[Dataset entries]
-- begin --

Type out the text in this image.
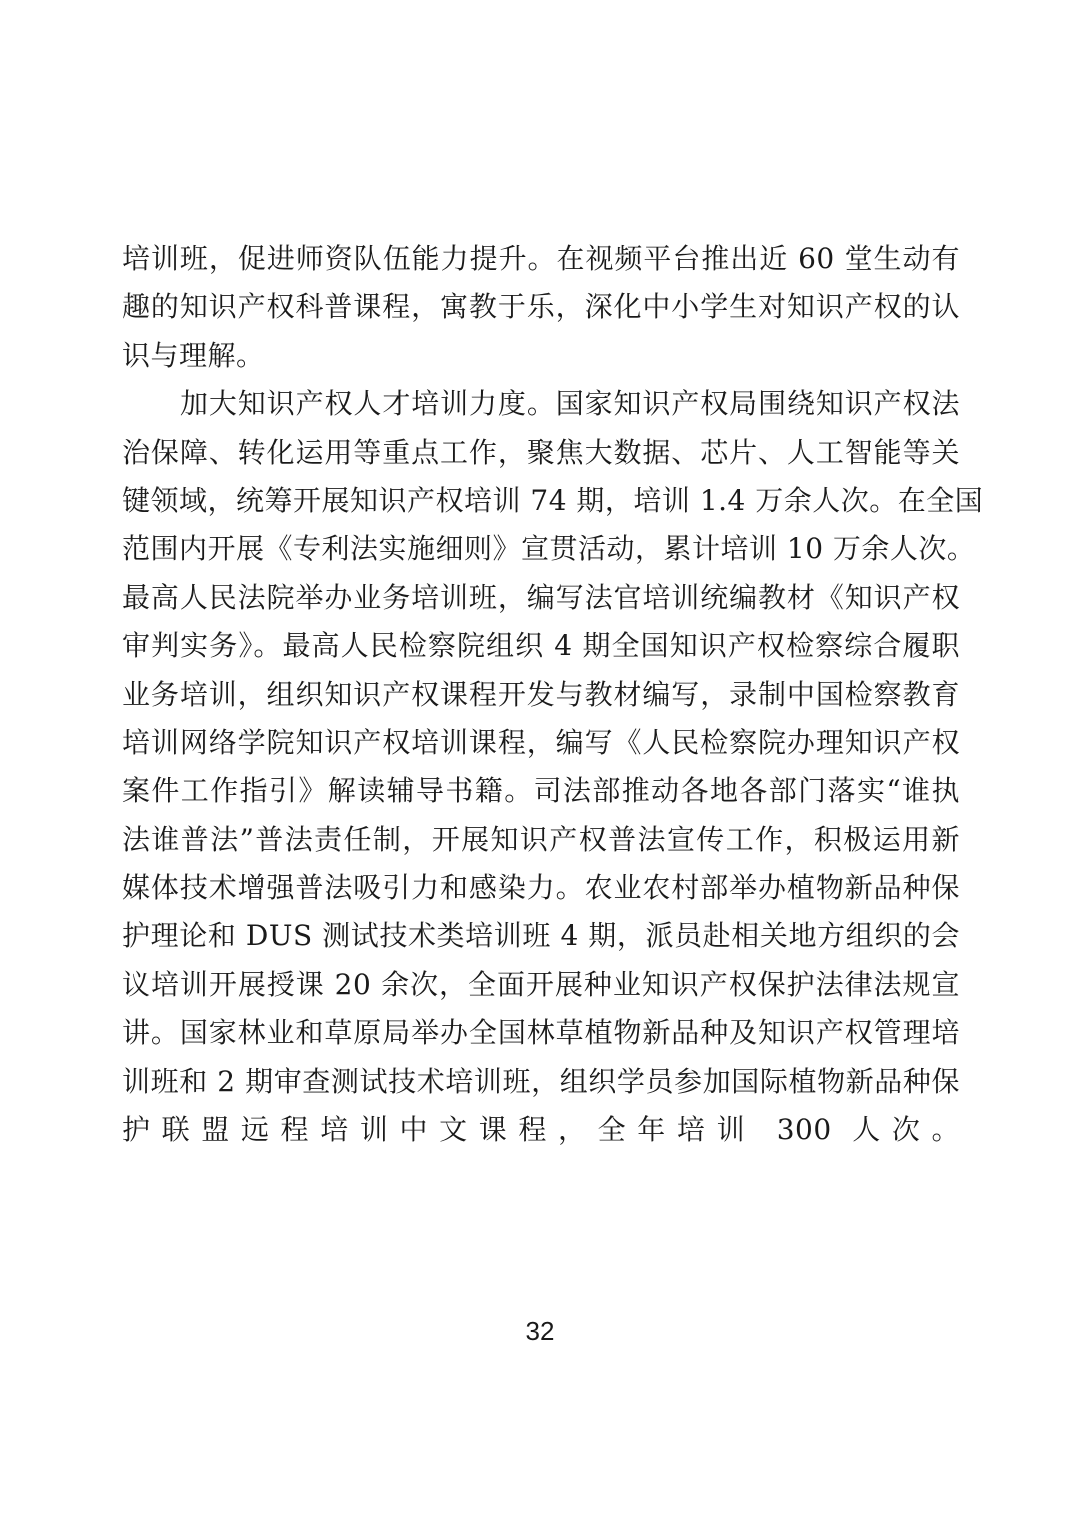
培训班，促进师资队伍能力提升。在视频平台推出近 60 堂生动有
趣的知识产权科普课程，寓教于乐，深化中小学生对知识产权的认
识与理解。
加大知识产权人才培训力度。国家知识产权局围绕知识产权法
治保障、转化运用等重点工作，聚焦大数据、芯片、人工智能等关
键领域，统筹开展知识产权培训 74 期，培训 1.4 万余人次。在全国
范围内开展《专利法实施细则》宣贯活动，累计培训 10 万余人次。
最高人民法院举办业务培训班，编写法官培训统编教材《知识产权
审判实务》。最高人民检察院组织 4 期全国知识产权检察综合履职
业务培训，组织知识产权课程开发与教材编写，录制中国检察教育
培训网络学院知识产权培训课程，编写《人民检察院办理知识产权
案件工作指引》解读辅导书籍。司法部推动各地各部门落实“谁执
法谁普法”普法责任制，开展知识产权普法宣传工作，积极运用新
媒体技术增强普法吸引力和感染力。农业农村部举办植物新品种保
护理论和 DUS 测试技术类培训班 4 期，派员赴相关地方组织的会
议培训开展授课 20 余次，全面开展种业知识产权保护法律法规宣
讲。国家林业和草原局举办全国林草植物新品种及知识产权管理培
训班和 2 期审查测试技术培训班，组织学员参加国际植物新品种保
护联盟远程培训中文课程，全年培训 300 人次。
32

-- end --

● **Exercise brief**:
Search the entries for "万余人次" and copy out each line that has it.

● **Reply**:
键领域，统筹开展知识产权培训 74 期，培训 1.4 万余人次。在全国
范围内开展《专利法实施细则》宣贯活动，累计培训 10 万余人次。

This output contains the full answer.